→ What you are asked to do
Send back the records in full, character for character.

═════ Records supplied

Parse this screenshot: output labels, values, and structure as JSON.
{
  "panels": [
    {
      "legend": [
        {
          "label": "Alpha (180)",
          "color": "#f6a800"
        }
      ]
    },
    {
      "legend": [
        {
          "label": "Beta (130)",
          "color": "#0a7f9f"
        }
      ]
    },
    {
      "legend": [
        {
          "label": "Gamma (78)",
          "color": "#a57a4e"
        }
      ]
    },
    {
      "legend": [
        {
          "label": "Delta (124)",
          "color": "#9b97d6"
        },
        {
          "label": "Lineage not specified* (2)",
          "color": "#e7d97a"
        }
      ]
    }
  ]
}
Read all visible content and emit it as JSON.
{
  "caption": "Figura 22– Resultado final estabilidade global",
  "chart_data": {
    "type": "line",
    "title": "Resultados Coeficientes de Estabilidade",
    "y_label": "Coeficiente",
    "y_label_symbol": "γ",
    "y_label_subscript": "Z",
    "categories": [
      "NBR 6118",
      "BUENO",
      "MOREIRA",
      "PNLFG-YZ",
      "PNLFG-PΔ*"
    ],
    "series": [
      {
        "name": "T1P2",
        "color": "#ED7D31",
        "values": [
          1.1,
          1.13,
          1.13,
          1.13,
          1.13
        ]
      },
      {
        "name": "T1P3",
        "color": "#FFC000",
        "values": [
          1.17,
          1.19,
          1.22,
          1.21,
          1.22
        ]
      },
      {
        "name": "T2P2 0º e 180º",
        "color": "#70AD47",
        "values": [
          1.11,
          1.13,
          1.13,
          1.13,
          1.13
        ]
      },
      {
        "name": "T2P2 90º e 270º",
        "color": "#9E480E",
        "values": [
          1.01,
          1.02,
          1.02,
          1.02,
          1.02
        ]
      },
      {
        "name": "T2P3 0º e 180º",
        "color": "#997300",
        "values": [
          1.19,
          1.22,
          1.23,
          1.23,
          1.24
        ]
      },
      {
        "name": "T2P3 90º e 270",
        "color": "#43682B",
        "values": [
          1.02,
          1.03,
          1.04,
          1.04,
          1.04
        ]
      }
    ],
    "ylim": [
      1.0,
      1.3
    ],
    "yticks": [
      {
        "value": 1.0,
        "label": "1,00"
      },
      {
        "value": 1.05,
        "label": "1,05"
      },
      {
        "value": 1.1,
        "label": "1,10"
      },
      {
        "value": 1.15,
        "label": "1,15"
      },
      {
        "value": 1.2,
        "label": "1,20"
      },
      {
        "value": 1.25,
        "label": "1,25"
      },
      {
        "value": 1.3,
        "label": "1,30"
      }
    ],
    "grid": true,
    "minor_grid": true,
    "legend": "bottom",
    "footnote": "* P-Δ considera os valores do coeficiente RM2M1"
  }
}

══════════

→ Result for this exercise
Parse this screenshot: output labels, values, and structure as JSON.
{
  "panels": [
    {
      "legend": [
        {
          "label": "Alpha (180)",
          "color": "#f6a800"
        }
      ]
    },
    {
      "legend": [
        {
          "label": "Beta (130)",
          "color": "#0a7f9f"
        }
      ]
    },
    {
      "legend": [
        {
          "label": "Gamma (78)",
          "color": "#a57a4e"
        }
      ]
    },
    {
      "legend": [
        {
          "label": "Delta (124)",
          "color": "#9b97d6"
        },
        {
          "label": "Lineage not specified* (2)",
          "color": "#e7d97a"
        }
      ]
    }
  ]
}
Read all visible content and emit it as JSON.
{
  "caption": "Figura 22– Resultado final estabilidade global",
  "chart_data": {
    "type": "line",
    "title": "Resultados Coeficientes de Estabilidade",
    "y_label": "Coeficiente",
    "y_label_symbol": "γ",
    "y_label_subscript": "Z",
    "categories": [
      "NBR 6118",
      "BUENO",
      "MOREIRA",
      "PNLFG-YZ",
      "PNLFG-PΔ*"
    ],
    "series": [
      {
        "name": "T1P2",
        "color": "#ED7D31",
        "values": [
          1.1,
          1.13,
          1.13,
          1.13,
          1.13
        ]
      },
      {
        "name": "T1P3",
        "color": "#FFC000",
        "values": [
          1.17,
          1.19,
          1.22,
          1.21,
          1.22
        ]
      },
      {
        "name": "T2P2 0º e 180º",
        "color": "#70AD47",
        "values": [
          1.11,
          1.13,
          1.13,
          1.13,
          1.13
        ]
      },
      {
        "name": "T2P2 90º e 270º",
        "color": "#9E480E",
        "values": [
          1.01,
          1.02,
          1.02,
          1.02,
          1.02
        ]
      },
      {
        "name": "T2P3 0º e 180º",
        "color": "#997300",
        "values": [
          1.19,
          1.22,
          1.23,
          1.23,
          1.24
        ]
      },
      {
        "name": "T2P3 90º e 270",
        "color": "#43682B",
        "values": [
          1.02,
          1.03,
          1.04,
          1.04,
          1.04
        ]
      }
    ],
    "ylim": [
      1.0,
      1.3
    ],
    "yticks": [
      {
        "value": 1.0,
        "label": "1,00"
      },
      {
        "value": 1.05,
        "label": "1,05"
      },
      {
        "value": 1.1,
        "label": "1,10"
      },
      {
        "value": 1.15,
        "label": "1,15"
      },
      {
        "value": 1.2,
        "label": "1,20"
      },
      {
        "value": 1.25,
        "label": "1,25"
      },
      {
        "value": 1.3,
        "label": "1,30"
      }
    ],
    "grid": true,
    "minor_grid": true,
    "legend": "bottom",
    "footnote": "* P-Δ considera os valores do coeficiente RM2M1"
  }
}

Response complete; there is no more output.